** Begin AVAILABLE DATA **

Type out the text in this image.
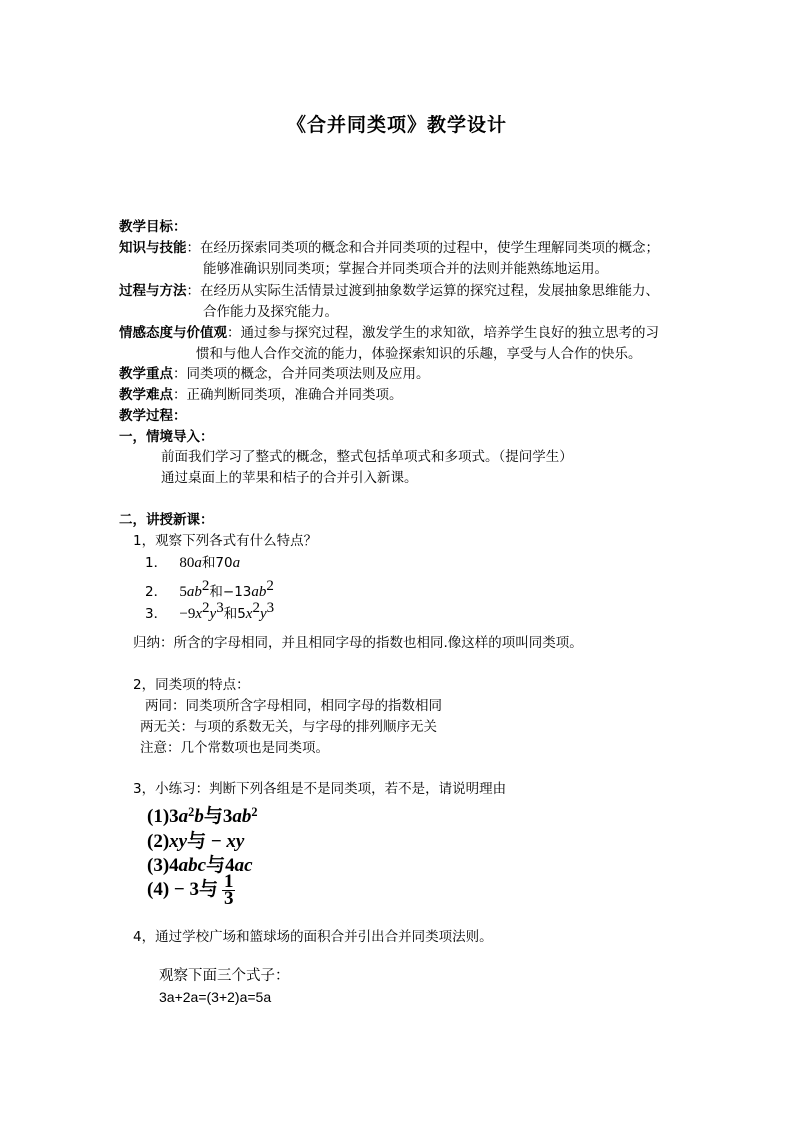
《合并同类项》教学设计
教学目标：
知识与技能：在经历探索同类项的概念和合并同类项的过程中，使学生理解同类项的概念；
能够准确识别同类项；掌握合并同类项合并的法则并能熟练地运用。
过程与方法：在经历从实际生活情景过渡到抽象数学运算的探究过程，发展抽象思维能力、
合作能力及探究能力。
情感态度与价值观：通过参与探究过程，激发学生的求知欲，培养学生良好的独立思考的习
惯和与他人合作交流的能力，体验探索知识的乐趣，享受与人合作的快乐。
教学重点：同类项的概念，合并同类项法则及应用。
教学难点：正确判断同类项，准确合并同类项。
教学过程：
一，情境导入：
前面我们学习了整式的概念，整式包括单项式和多项式。（提问学生）
通过桌面上的苹果和桔子的合并引入新课。
二，讲授新课：
1，观察下列各式有什么特点？
1． 80a和70a
2． $5ab^2$和$-13ab^2$
3． $-9x^2y^3$和$5x^2y^3$
归纳：所含的字母相同，并且相同字母的指数也相同.像这样的项叫同类项。
2，同类项的特点：
两同：同类项所含字母相同，相同字母的指数相同
两无关：与项的系数无关，与字母的排列顺序无关
注意：几个常数项也是同类项。
3，小练习：判断下列各组是不是同类项，若不是，请说明理由
$(1)3a^2b$与$3ab^2$
(2)xy与 − xy
(3)4abc与4ac
(4) − 3与 $\frac{1}{3}$
4，通过学校广场和篮球场的面积合并引出合并同类项法则。
观察下面三个式子：
3a+2a=(3+2)a=5a
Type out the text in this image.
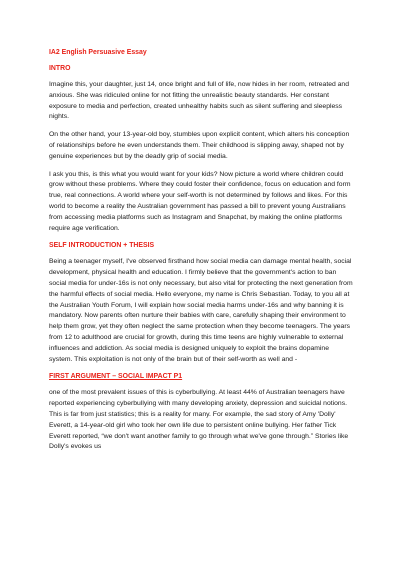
IA2 English Persuasive Essay
INTRO

Imagine this, your daughter, just 14, once bright and full of life, now hides in her room, retreated and anxious. She was ridiculed online for not fitting the unrealistic beauty standards. Her constant exposure to media and perfection, created unhealthy habits such as silent suffering and sleepless nights.

On the other hand, your 13-year-old boy, stumbles upon explicit content, which alters his conception of relationships before he even understands them. Their childhood is slipping away, shaped not by genuine experiences but by the deadly grip of social media.

I ask you this, is this what you would want for your kids? Now picture a world where children could grow without these problems. Where they could foster their confidence, focus on education and form true, real connections. A world where your self-worth is not determined by follows and likes. For this world to become a reality the Australian government has passed a bill to prevent young Australians from accessing media platforms such as Instagram and Snapchat, by making the online platforms require age verification.

SELF INTRODUCTION + THESIS

Being a teenager myself, I've observed firsthand how social media can damage mental health, social development, physical health and education. I firmly believe that the government's action to ban social media for under-16s is not only necessary, but also vital for protecting the next generation from the harmful effects of social media. Hello everyone, my name is Chris Sebastian. Today, to you all at the Australian Youth Forum, I will explain how social media harms under-16s and why banning it is mandatory. Now parents often nurture their babies with care, carefully shaping their environment to help them grow, yet they often neglect the same protection when they become teenagers. The years from 12 to adulthood are crucial for growth, during this time teens are highly vulnerable to external influences and addiction. As social media is designed uniquely to exploit the brains dopamine system. This exploitation is not only of the brain but of their self-worth as well and -

FIRST ARGUMENT – SOCIAL IMPACT P1

one of the most prevalent issues of this is cyberbullying. At least 44% of Australian teenagers have reported experiencing cyberbullying with many developing anxiety, depression and suicidal notions. This is far from just statistics; this is a reality for many. For example, the sad story of Amy 'Dolly' Everett, a 14-year-old girl who took her own life due to persistent online bullying. Her father Tick Everett reported, “we don't want another family to go through what we've gone through.” Stories like Dolly's evokes us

** End AVAILABLE DATA **

THE REQUEST: Transcribe every line from the records above without alteration, and leave out the images.

EXERCISE RESULT:
Type out the text in this image.
《合并同类项》教学设计
教学目标：
知识与技能：在经历探索同类项的概念和合并同类项的过程中，使学生理解同类项的概念；
能够准确识别同类项；掌握合并同类项合并的法则并能熟练地运用。
过程与方法：在经历从实际生活情景过渡到抽象数学运算的探究过程，发展抽象思维能力、
合作能力及探究能力。
情感态度与价值观：通过参与探究过程，激发学生的求知欲，培养学生良好的独立思考的习
惯和与他人合作交流的能力，体验探索知识的乐趣，享受与人合作的快乐。
教学重点：同类项的概念，合并同类项法则及应用。
教学难点：正确判断同类项，准确合并同类项。
教学过程：
一，情境导入：
前面我们学习了整式的概念，整式包括单项式和多项式。（提问学生）
通过桌面上的苹果和桔子的合并引入新课。
二，讲授新课：
1，观察下列各式有什么特点？
1． 80a和70a
2． $5ab^2$和$-13ab^2$
3． $-9x^2y^3$和$5x^2y^3$
归纳：所含的字母相同，并且相同字母的指数也相同.像这样的项叫同类项。
2，同类项的特点：
两同：同类项所含字母相同，相同字母的指数相同
两无关：与项的系数无关，与字母的排列顺序无关
注意：几个常数项也是同类项。
3，小练习：判断下列各组是不是同类项，若不是，请说明理由
$(1)3a^2b$与$3ab^2$
(2)xy与 − xy
(3)4abc与4ac
(4) − 3与 $\frac{1}{3}$
4，通过学校广场和篮球场的面积合并引出合并同类项法则。
观察下面三个式子：
3a+2a=(3+2)a=5a
Type out the text in this image.
IA2 English Persuasive Essay
INTRO

Imagine this, your daughter, just 14, once bright and full of life, now hides in her room, retreated and anxious. She was ridiculed online for not fitting the unrealistic beauty standards. Her constant exposure to media and perfection, created unhealthy habits such as silent suffering and sleepless nights.

On the other hand, your 13-year-old boy, stumbles upon explicit content, which alters his conception of relationships before he even understands them. Their childhood is slipping away, shaped not by genuine experiences but by the deadly grip of social media.

I ask you this, is this what you would want for your kids? Now picture a world where children could grow without these problems. Where they could foster their confidence, focus on education and form true, real connections. A world where your self-worth is not determined by follows and likes. For this world to become a reality the Australian government has passed a bill to prevent young Australians from accessing media platforms such as Instagram and Snapchat, by making the online platforms require age verification.

SELF INTRODUCTION + THESIS

Being a teenager myself, I've observed firsthand how social media can damage mental health, social development, physical health and education. I firmly believe that the government's action to ban social media for under-16s is not only necessary, but also vital for protecting the next generation from the harmful effects of social media. Hello everyone, my name is Chris Sebastian. Today, to you all at the Australian Youth Forum, I will explain how social media harms under-16s and why banning it is mandatory. Now parents often nurture their babies with care, carefully shaping their environment to help them grow, yet they often neglect the same protection when they become teenagers. The years from 12 to adulthood are crucial for growth, during this time teens are highly vulnerable to external influences and addiction. As social media is designed uniquely to exploit the brains dopamine system. This exploitation is not only of the brain but of their self-worth as well and -

FIRST ARGUMENT – SOCIAL IMPACT P1

one of the most prevalent issues of this is cyberbullying. At least 44% of Australian teenagers have reported experiencing cyberbullying with many developing anxiety, depression and suicidal notions. This is far from just statistics; this is a reality for many. For example, the sad story of Amy 'Dolly' Everett, a 14-year-old girl who took her own life due to persistent online bullying. Her father Tick Everett reported, “we don't want another family to go through what we've gone through.” Stories like Dolly's evokes us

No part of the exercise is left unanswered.